*Given instruction*. Pull out the lines below word for word, starting with the very first line and stopping after the line that contains "table-cell: Evrak Kayıt Pe bbox=[231, 223, 291, 234]".

----- Task inputs -----

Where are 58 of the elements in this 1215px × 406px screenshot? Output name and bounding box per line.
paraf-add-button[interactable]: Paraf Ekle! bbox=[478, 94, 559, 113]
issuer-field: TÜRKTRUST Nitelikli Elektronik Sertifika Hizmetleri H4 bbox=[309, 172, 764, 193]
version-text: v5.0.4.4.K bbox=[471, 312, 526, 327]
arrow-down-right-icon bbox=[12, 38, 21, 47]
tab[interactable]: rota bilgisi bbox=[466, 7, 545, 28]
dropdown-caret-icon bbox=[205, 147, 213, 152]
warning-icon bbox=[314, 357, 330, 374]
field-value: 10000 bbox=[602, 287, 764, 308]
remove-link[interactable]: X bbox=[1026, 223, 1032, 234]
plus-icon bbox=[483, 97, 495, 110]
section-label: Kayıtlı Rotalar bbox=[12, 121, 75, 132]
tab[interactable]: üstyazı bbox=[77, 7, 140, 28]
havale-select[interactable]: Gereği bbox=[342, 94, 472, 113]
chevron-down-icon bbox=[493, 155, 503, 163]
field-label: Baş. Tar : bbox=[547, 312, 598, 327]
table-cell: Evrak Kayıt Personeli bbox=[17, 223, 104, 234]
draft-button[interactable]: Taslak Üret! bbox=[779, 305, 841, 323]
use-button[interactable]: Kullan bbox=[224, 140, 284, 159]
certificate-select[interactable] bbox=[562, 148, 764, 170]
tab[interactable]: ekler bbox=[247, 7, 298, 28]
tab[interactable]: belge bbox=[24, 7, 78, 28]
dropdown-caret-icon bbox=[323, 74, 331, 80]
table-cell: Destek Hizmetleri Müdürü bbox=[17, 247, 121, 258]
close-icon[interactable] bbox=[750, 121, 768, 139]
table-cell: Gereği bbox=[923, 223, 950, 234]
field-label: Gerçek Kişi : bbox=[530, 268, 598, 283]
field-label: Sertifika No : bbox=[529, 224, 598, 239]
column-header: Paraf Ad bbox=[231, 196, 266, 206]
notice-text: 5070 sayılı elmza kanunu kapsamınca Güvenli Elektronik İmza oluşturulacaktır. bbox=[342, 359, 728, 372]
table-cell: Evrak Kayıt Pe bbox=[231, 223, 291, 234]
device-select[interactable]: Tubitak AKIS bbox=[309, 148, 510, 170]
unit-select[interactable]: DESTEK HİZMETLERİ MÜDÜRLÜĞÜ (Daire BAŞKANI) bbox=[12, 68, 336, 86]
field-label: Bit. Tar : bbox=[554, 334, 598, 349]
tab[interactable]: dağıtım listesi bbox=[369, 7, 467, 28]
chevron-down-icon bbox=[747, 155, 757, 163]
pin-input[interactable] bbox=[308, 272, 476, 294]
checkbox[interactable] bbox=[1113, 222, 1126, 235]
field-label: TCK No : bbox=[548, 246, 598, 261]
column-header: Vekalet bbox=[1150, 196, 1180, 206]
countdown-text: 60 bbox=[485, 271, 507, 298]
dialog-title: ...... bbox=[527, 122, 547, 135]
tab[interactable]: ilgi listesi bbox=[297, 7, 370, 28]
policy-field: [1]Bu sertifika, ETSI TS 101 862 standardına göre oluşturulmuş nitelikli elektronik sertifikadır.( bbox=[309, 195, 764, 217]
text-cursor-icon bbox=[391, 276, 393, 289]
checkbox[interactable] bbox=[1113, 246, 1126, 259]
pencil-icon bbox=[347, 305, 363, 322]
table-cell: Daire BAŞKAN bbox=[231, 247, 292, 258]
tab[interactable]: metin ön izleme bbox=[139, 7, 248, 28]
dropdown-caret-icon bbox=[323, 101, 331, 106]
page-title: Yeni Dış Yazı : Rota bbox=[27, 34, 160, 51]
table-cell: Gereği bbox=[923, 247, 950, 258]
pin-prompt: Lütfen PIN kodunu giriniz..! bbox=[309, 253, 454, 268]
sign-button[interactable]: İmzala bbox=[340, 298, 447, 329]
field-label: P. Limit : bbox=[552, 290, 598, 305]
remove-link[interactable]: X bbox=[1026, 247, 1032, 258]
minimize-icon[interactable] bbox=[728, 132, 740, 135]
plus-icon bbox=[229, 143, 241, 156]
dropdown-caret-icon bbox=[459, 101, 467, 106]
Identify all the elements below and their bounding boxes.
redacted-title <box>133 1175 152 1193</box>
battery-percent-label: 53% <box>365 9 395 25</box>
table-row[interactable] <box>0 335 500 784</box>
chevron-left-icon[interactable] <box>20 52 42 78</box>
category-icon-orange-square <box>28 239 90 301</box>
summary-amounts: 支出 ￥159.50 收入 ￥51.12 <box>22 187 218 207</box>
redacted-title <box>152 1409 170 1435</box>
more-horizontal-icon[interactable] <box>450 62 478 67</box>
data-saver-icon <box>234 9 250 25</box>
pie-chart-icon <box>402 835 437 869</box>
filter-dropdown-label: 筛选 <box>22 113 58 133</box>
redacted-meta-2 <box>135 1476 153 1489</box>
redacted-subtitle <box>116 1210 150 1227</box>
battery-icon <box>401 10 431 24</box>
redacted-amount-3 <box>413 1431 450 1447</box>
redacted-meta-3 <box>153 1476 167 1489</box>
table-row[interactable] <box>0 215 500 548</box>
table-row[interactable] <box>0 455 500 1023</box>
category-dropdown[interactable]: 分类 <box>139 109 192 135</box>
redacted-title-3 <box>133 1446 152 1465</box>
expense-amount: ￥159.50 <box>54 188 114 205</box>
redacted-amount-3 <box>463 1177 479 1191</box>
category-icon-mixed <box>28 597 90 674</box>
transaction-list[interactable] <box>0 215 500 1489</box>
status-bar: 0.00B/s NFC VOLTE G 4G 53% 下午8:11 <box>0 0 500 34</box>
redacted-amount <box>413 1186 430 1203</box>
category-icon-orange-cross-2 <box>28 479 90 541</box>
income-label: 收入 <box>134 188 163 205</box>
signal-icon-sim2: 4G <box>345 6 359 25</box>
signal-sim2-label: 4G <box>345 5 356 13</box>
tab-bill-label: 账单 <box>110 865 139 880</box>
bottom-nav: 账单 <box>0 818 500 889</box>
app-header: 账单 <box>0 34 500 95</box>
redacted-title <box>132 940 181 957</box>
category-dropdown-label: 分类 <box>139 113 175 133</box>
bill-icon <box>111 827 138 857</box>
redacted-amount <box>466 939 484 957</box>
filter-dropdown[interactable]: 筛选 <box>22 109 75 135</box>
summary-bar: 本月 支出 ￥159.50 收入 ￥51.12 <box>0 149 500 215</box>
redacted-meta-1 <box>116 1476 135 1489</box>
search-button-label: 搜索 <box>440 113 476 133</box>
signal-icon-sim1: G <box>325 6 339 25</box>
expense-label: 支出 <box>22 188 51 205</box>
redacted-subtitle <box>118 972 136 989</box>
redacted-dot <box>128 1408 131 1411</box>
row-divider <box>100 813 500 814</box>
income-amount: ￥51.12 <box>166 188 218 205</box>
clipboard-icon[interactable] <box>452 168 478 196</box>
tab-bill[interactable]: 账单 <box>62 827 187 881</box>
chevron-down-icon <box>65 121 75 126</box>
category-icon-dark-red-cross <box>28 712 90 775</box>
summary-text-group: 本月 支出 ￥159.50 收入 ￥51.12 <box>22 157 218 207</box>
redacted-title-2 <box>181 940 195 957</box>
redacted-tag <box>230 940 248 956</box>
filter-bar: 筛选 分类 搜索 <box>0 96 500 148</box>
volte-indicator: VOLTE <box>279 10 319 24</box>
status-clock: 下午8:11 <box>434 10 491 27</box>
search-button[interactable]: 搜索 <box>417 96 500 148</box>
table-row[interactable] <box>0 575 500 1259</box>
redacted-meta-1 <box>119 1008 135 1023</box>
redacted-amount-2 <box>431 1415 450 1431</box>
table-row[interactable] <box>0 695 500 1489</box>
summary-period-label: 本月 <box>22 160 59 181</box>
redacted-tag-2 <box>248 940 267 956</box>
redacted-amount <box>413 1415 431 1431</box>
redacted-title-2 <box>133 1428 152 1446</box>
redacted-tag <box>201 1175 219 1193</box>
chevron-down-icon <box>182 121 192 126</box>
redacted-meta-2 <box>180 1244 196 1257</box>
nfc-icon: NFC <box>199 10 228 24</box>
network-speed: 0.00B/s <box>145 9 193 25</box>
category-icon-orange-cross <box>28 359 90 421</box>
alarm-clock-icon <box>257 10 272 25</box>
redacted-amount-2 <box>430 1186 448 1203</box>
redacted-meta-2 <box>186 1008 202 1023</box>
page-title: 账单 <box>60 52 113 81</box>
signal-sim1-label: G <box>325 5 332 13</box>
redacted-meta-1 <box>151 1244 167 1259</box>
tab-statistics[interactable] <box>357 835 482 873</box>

-----

*Answer for this exercise*.
Where are 58 of the elements in this 1215px × 406px screenshot? Output name and bounding box per line.
paraf-add-button[interactable]: Paraf Ekle! bbox=[478, 94, 559, 113]
issuer-field: TÜRKTRUST Nitelikli Elektronik Sertifika Hizmetleri H4 bbox=[309, 172, 764, 193]
version-text: v5.0.4.4.K bbox=[471, 312, 526, 327]
arrow-down-right-icon bbox=[12, 38, 21, 47]
tab[interactable]: rota bilgisi bbox=[466, 7, 545, 28]
dropdown-caret-icon bbox=[205, 147, 213, 152]
warning-icon bbox=[314, 357, 330, 374]
field-value: 10000 bbox=[602, 287, 764, 308]
remove-link[interactable]: X bbox=[1026, 223, 1032, 234]
plus-icon bbox=[483, 97, 495, 110]
section-label: Kayıtlı Rotalar bbox=[12, 121, 75, 132]
tab[interactable]: üstyazı bbox=[77, 7, 140, 28]
havale-select[interactable]: Gereği bbox=[342, 94, 472, 113]
chevron-down-icon bbox=[493, 155, 503, 163]
field-label: Baş. Tar : bbox=[547, 312, 598, 327]
table-cell: Evrak Kayıt Personeli bbox=[17, 223, 104, 234]
draft-button[interactable]: Taslak Üret! bbox=[779, 305, 841, 323]
use-button[interactable]: Kullan bbox=[224, 140, 284, 159]
certificate-select[interactable] bbox=[562, 148, 764, 170]
tab[interactable]: ekler bbox=[247, 7, 298, 28]
tab[interactable]: belge bbox=[24, 7, 78, 28]
dropdown-caret-icon bbox=[323, 74, 331, 80]
table-cell: Destek Hizmetleri Müdürü bbox=[17, 247, 121, 258]
close-icon[interactable] bbox=[750, 121, 768, 139]
table-cell: Gereği bbox=[923, 223, 950, 234]
field-label: Gerçek Kişi : bbox=[530, 268, 598, 283]
field-label: Sertifika No : bbox=[529, 224, 598, 239]
column-header: Paraf Ad bbox=[231, 196, 266, 206]
notice-text: 5070 sayılı elmza kanunu kapsamınca Güvenli Elektronik İmza oluşturulacaktır. bbox=[342, 359, 728, 372]
table-cell: Evrak Kayıt Pe bbox=[231, 223, 291, 234]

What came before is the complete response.